**DATASET RECORDS:**
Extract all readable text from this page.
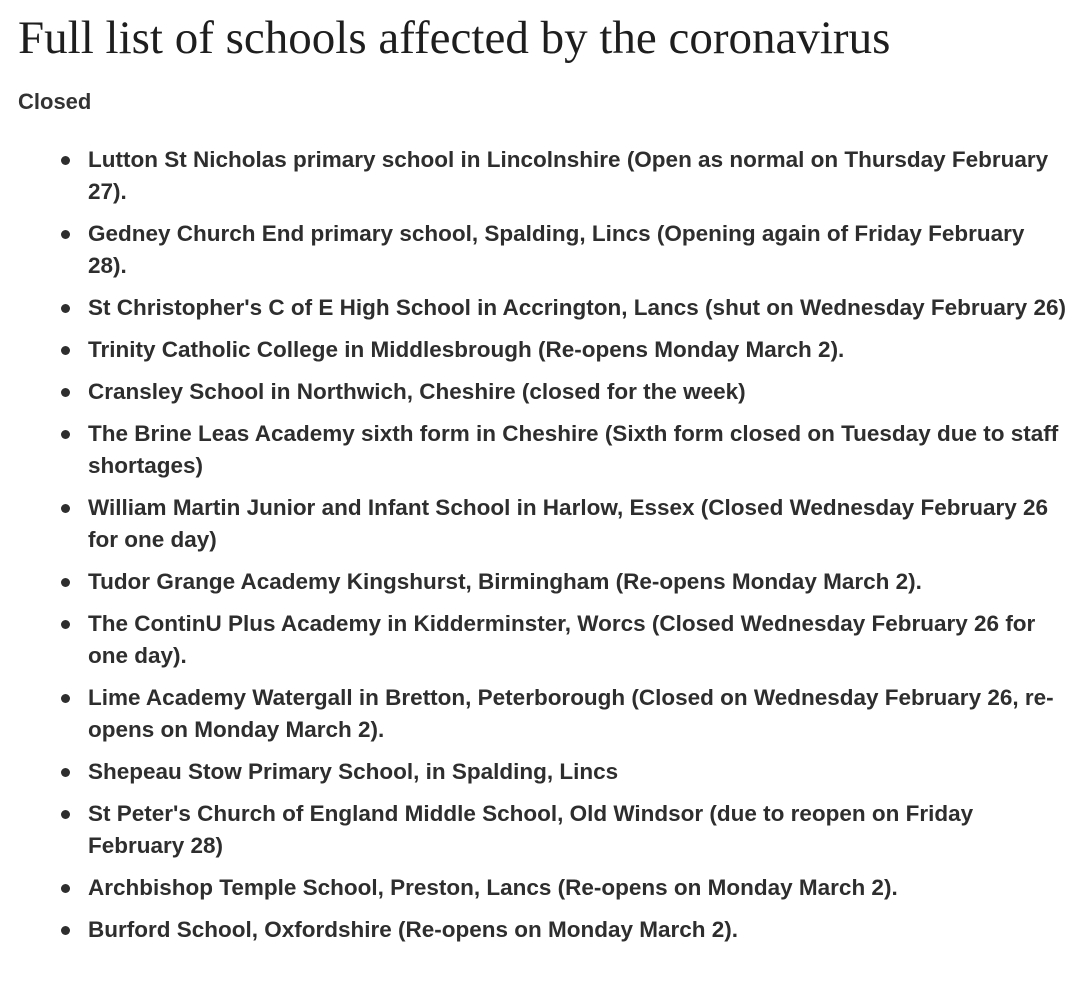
Full list of schools affected by the coronavirus
Closed
Lutton St Nicholas primary school in Lincolnshire (Open as normal on Thursday February 27).
Gedney Church End primary school, Spalding, Lincs (Opening again of Friday February 28).
St Christopher's C of E High School in Accrington, Lancs (shut on Wednesday February 26)
Trinity Catholic College in Middlesbrough (Re-opens Monday March 2).
Cransley School in Northwich, Cheshire (closed for the week)
The Brine Leas Academy sixth form in Cheshire (Sixth form closed on Tuesday due to staff shortages)
William Martin Junior and Infant School in Harlow, Essex (Closed Wednesday February 26 for one day)
Tudor Grange Academy Kingshurst, Birmingham (Re-opens Monday March 2).
The ContinU Plus Academy in Kidderminster, Worcs (Closed Wednesday February 26 for one day).
Lime Academy Watergall in Bretton, Peterborough (Closed on Wednesday February 26, re-opens on Monday March 2).
Shepeau Stow Primary School, in Spalding, Lincs
St Peter's Church of England Middle School, Old Windsor (due to reopen on Friday February 28)
Archbishop Temple School, Preston, Lancs (Re-opens on Monday March 2).
Burford School, Oxfordshire (Re-opens on Monday March 2).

**EXERCISE:**
Above are the records. Identify each line that contains the word "Lincs".

**OUTPUT OF THE EXERCISE:**
Gedney Church End primary school, Spalding, Lincs (Opening again of Friday February 28).
Shepeau Stow Primary School, in Spalding, Lincs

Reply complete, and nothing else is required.